» Records to process:
= = = = =
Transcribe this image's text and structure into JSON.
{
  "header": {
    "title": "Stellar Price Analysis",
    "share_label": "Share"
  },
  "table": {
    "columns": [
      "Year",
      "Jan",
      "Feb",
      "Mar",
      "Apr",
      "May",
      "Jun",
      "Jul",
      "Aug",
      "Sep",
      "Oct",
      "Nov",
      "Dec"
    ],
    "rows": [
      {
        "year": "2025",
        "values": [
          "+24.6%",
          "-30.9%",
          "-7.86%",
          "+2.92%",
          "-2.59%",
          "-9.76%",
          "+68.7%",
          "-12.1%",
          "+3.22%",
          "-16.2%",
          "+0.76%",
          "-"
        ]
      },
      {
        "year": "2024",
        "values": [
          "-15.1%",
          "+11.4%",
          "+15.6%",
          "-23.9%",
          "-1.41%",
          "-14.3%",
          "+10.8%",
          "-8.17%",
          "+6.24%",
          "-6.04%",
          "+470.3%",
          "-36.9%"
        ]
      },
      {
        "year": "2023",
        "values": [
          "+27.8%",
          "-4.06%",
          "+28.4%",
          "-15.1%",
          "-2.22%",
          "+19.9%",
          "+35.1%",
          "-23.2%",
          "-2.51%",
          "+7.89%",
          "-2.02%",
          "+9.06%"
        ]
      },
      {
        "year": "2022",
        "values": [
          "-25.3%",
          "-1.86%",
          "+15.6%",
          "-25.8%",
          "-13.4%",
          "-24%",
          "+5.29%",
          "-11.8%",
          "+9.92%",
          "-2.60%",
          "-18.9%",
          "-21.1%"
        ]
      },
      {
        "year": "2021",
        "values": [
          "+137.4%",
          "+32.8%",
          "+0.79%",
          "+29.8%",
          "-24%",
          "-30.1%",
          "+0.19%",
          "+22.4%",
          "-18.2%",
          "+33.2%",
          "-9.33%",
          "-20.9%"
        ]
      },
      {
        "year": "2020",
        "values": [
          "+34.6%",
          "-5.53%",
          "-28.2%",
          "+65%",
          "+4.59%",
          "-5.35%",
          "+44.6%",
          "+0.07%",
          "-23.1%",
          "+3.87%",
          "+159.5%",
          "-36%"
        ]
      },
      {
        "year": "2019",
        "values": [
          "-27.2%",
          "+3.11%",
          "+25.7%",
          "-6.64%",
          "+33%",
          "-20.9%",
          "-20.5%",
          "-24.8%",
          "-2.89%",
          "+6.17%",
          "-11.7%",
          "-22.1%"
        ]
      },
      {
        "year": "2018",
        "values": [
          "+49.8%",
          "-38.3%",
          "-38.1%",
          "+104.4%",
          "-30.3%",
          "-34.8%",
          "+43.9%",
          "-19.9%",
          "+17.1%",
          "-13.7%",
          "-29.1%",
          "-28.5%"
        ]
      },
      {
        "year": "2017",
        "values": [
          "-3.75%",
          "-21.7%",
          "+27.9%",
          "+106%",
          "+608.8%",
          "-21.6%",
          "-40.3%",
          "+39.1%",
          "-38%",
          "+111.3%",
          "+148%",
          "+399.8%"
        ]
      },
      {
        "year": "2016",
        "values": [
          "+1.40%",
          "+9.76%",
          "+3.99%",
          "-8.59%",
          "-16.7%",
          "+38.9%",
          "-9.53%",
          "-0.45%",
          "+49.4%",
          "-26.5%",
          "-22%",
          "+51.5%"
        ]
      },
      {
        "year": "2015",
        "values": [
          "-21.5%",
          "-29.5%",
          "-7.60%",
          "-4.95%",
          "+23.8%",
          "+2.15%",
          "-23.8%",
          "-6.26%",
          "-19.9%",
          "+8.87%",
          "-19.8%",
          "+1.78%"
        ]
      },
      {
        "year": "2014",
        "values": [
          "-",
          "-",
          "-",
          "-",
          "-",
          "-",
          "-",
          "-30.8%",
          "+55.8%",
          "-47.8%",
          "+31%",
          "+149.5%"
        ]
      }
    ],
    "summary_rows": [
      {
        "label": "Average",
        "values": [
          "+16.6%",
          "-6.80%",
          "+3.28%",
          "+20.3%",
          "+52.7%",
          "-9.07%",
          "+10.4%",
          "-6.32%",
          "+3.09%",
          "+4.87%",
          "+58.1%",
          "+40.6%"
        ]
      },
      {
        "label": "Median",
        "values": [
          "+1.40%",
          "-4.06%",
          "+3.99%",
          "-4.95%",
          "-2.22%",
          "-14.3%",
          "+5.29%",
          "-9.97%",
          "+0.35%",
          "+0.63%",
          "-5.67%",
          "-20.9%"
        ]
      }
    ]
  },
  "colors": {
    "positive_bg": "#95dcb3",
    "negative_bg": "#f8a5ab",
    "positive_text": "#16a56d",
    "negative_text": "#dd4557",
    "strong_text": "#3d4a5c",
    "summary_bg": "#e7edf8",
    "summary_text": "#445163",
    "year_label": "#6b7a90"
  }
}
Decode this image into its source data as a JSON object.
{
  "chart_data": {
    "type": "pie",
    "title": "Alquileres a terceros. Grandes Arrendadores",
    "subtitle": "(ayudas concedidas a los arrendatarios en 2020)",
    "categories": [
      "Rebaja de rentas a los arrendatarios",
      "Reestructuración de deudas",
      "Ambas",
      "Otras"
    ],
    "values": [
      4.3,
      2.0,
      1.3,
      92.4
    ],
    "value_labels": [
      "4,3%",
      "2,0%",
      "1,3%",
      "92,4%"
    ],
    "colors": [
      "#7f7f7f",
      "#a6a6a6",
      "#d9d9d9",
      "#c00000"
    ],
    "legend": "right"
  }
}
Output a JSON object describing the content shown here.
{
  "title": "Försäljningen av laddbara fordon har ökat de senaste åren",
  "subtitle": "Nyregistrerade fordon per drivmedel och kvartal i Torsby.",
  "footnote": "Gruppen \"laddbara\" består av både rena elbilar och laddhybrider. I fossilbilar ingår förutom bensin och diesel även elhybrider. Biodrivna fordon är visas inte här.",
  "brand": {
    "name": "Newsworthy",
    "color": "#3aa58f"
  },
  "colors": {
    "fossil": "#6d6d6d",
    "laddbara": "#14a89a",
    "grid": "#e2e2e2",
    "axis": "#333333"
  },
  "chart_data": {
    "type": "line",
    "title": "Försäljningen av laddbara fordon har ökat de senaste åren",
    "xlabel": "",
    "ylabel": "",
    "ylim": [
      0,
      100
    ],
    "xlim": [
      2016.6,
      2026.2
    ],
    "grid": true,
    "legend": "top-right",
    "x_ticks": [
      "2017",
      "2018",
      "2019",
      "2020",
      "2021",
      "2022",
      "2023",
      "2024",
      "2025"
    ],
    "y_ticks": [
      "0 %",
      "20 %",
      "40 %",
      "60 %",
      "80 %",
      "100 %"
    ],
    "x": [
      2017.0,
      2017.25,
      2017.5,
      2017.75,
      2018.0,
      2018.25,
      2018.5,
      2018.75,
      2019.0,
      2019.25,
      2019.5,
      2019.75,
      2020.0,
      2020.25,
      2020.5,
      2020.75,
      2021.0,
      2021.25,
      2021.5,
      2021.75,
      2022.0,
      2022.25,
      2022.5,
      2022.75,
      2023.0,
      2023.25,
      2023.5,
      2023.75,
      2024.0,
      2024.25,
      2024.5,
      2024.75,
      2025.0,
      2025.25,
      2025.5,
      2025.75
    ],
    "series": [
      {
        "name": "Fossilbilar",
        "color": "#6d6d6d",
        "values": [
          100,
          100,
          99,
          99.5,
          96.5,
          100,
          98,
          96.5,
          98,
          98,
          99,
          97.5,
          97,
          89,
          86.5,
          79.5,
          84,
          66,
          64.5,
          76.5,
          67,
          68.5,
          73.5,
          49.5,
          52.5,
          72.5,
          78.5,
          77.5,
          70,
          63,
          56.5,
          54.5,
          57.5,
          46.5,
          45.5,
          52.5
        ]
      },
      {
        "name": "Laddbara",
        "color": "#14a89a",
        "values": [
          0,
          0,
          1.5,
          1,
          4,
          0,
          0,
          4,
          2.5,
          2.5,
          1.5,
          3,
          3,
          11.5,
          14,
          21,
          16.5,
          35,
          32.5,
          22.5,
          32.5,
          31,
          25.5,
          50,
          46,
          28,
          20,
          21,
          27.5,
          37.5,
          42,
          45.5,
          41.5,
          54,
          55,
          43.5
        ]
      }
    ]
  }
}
= = = = =
» Work to complete:
Reproduce every line from the entries that holds the word "ökat".

» Expected output:
  "title": "Försäljningen av laddbara fordon har ökat de senaste åren",
    "title": "Försäljningen av laddbara fordon har ökat de senaste åren",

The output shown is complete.